**Items from a data source**
----------

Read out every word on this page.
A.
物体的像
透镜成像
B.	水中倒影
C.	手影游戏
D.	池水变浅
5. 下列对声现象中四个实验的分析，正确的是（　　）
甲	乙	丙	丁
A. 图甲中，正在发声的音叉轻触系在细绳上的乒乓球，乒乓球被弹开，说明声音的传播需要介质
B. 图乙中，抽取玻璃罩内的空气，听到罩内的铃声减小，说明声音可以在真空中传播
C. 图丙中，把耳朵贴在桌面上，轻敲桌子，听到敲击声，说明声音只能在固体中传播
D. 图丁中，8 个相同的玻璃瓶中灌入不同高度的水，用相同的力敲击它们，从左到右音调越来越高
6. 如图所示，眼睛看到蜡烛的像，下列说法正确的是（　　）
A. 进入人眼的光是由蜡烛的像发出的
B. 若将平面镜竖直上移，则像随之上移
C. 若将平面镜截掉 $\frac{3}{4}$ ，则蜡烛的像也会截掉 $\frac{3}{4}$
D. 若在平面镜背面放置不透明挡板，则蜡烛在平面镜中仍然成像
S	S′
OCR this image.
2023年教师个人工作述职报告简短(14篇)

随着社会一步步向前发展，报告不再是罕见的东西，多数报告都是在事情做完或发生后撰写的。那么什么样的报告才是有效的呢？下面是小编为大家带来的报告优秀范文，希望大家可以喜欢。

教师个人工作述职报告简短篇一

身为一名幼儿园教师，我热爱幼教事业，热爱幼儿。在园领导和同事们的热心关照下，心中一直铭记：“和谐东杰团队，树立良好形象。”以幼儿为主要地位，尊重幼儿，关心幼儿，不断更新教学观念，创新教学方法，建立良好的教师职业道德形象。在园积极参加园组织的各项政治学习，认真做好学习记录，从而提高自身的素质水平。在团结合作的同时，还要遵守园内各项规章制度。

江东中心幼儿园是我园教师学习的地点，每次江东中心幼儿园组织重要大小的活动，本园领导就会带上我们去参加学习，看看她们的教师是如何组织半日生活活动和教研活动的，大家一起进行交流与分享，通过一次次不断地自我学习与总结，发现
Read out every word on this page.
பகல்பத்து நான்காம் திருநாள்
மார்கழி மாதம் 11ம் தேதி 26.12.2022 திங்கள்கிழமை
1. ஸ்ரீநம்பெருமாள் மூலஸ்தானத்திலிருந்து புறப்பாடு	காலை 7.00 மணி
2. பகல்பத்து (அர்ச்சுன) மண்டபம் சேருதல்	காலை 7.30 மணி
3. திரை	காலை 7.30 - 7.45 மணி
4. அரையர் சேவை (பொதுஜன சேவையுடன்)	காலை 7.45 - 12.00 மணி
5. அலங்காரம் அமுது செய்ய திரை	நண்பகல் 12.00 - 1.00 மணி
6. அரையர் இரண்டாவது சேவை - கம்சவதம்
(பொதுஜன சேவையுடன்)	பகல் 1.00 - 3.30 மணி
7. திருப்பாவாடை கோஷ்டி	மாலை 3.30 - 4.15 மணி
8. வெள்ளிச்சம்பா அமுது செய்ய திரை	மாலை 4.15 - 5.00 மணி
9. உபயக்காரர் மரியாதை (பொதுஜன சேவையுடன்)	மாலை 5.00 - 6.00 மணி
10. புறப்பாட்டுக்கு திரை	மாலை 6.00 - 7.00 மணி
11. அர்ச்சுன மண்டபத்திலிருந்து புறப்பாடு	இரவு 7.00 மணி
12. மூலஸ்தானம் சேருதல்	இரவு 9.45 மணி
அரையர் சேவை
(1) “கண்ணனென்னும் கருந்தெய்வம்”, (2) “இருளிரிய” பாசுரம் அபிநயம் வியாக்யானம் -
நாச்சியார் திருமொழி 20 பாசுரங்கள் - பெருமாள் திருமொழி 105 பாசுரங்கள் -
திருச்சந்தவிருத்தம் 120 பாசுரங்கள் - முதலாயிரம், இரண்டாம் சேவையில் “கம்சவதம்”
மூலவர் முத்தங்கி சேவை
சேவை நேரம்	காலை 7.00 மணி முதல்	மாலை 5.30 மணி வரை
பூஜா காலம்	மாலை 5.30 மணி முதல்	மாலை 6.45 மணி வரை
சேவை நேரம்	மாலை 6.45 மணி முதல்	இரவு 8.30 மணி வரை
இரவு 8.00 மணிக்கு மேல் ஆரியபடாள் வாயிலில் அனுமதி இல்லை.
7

----------

**DIRECTIONS FOR THIS TASK**
Copy down every line of the entries containing the word "சவதம".

**SOLUTION TO THIS TASK**
6. அரையர் இரண்டாவது சேவை - கம்சவதம்
திருச்சந்தவிருத்தம் 120 பாசுரங்கள் - முதலாயிரம், இரண்டாம் சேவையில் “கம்சவதம்”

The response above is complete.